_Exercise aim_. Reproduce all of the data exactly, with no line skipped.

◆ ◆ ◆ ◆ ◆ ◆ ◆

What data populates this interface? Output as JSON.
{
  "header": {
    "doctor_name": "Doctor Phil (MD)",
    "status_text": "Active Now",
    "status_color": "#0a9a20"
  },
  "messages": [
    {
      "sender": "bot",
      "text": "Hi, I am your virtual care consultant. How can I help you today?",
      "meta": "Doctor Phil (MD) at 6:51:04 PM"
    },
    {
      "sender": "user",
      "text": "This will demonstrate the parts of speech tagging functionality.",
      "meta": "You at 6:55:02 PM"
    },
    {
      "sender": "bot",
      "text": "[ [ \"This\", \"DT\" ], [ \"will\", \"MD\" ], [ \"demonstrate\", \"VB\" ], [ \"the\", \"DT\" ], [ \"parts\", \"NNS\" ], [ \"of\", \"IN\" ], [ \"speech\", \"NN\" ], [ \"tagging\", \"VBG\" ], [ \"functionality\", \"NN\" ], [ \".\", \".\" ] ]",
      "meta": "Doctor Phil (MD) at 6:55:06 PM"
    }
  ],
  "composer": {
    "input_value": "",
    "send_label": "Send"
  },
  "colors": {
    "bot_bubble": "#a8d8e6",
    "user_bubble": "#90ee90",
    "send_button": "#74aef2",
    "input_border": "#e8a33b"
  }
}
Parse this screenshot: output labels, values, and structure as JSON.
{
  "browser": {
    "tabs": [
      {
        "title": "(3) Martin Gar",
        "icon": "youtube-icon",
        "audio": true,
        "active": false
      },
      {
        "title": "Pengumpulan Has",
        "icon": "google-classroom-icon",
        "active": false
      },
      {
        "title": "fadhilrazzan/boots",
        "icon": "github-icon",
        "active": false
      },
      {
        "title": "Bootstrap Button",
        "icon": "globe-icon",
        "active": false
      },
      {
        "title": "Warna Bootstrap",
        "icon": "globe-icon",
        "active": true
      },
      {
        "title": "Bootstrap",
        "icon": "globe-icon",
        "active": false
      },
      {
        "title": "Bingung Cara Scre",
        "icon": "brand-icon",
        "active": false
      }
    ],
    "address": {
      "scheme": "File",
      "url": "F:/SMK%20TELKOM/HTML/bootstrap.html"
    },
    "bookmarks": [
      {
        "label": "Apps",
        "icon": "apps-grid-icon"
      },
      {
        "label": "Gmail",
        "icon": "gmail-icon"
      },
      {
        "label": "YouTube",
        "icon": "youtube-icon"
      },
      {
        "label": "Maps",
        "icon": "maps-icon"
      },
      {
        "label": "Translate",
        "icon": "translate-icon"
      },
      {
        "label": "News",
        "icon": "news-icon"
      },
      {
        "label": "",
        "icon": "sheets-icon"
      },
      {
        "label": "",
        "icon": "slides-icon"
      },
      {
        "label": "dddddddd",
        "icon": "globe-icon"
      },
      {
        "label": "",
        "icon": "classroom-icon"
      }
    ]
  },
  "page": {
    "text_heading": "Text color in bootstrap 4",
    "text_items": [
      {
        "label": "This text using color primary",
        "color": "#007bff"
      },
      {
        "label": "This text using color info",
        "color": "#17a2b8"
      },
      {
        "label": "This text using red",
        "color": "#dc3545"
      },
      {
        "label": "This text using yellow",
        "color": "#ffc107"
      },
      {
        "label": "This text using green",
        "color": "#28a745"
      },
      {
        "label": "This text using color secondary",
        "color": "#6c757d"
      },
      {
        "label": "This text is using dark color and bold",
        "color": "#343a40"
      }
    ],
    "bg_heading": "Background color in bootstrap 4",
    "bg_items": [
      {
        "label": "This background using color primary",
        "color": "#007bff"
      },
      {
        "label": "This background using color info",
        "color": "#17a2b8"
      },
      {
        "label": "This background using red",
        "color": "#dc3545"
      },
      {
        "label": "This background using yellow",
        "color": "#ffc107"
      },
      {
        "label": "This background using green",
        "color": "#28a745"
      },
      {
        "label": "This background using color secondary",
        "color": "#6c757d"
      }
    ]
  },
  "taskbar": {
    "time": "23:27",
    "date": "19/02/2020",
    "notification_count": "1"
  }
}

◆ ◆ ◆ ◆ ◆ ◆ ◆

_Correct answer_.
What data populates this interface? Output as JSON.
{
  "header": {
    "doctor_name": "Doctor Phil (MD)",
    "status_text": "Active Now",
    "status_color": "#0a9a20"
  },
  "messages": [
    {
      "sender": "bot",
      "text": "Hi, I am your virtual care consultant. How can I help you today?",
      "meta": "Doctor Phil (MD) at 6:51:04 PM"
    },
    {
      "sender": "user",
      "text": "This will demonstrate the parts of speech tagging functionality.",
      "meta": "You at 6:55:02 PM"
    },
    {
      "sender": "bot",
      "text": "[ [ \"This\", \"DT\" ], [ \"will\", \"MD\" ], [ \"demonstrate\", \"VB\" ], [ \"the\", \"DT\" ], [ \"parts\", \"NNS\" ], [ \"of\", \"IN\" ], [ \"speech\", \"NN\" ], [ \"tagging\", \"VBG\" ], [ \"functionality\", \"NN\" ], [ \".\", \".\" ] ]",
      "meta": "Doctor Phil (MD) at 6:55:06 PM"
    }
  ],
  "composer": {
    "input_value": "",
    "send_label": "Send"
  },
  "colors": {
    "bot_bubble": "#a8d8e6",
    "user_bubble": "#90ee90",
    "send_button": "#74aef2",
    "input_border": "#e8a33b"
  }
}
Parse this screenshot: output labels, values, and structure as JSON.
{
  "browser": {
    "tabs": [
      {
        "title": "(3) Martin Gar",
        "icon": "youtube-icon",
        "audio": true,
        "active": false
      },
      {
        "title": "Pengumpulan Has",
        "icon": "google-classroom-icon",
        "active": false
      },
      {
        "title": "fadhilrazzan/boots",
        "icon": "github-icon",
        "active": false
      },
      {
        "title": "Bootstrap Button",
        "icon": "globe-icon",
        "active": false
      },
      {
        "title": "Warna Bootstrap",
        "icon": "globe-icon",
        "active": true
      },
      {
        "title": "Bootstrap",
        "icon": "globe-icon",
        "active": false
      },
      {
        "title": "Bingung Cara Scre",
        "icon": "brand-icon",
        "active": false
      }
    ],
    "address": {
      "scheme": "File",
      "url": "F:/SMK%20TELKOM/HTML/bootstrap.html"
    },
    "bookmarks": [
      {
        "label": "Apps",
        "icon": "apps-grid-icon"
      },
      {
        "label": "Gmail",
        "icon": "gmail-icon"
      },
      {
        "label": "YouTube",
        "icon": "youtube-icon"
      },
      {
        "label": "Maps",
        "icon": "maps-icon"
      },
      {
        "label": "Translate",
        "icon": "translate-icon"
      },
      {
        "label": "News",
        "icon": "news-icon"
      },
      {
        "label": "",
        "icon": "sheets-icon"
      },
      {
        "label": "",
        "icon": "slides-icon"
      },
      {
        "label": "dddddddd",
        "icon": "globe-icon"
      },
      {
        "label": "",
        "icon": "classroom-icon"
      }
    ]
  },
  "page": {
    "text_heading": "Text color in bootstrap 4",
    "text_items": [
      {
        "label": "This text using color primary",
        "color": "#007bff"
      },
      {
        "label": "This text using color info",
        "color": "#17a2b8"
      },
      {
        "label": "This text using red",
        "color": "#dc3545"
      },
      {
        "label": "This text using yellow",
        "color": "#ffc107"
      },
      {
        "label": "This text using green",
        "color": "#28a745"
      },
      {
        "label": "This text using color secondary",
        "color": "#6c757d"
      },
      {
        "label": "This text is using dark color and bold",
        "color": "#343a40"
      }
    ],
    "bg_heading": "Background color in bootstrap 4",
    "bg_items": [
      {
        "label": "This background using color primary",
        "color": "#007bff"
      },
      {
        "label": "This background using color info",
        "color": "#17a2b8"
      },
      {
        "label": "This background using red",
        "color": "#dc3545"
      },
      {
        "label": "This background using yellow",
        "color": "#ffc107"
      },
      {
        "label": "This background using green",
        "color": "#28a745"
      },
      {
        "label": "This background using color secondary",
        "color": "#6c757d"
      }
    ]
  },
  "taskbar": {
    "time": "23:27",
    "date": "19/02/2020",
    "notification_count": "1"
  }
}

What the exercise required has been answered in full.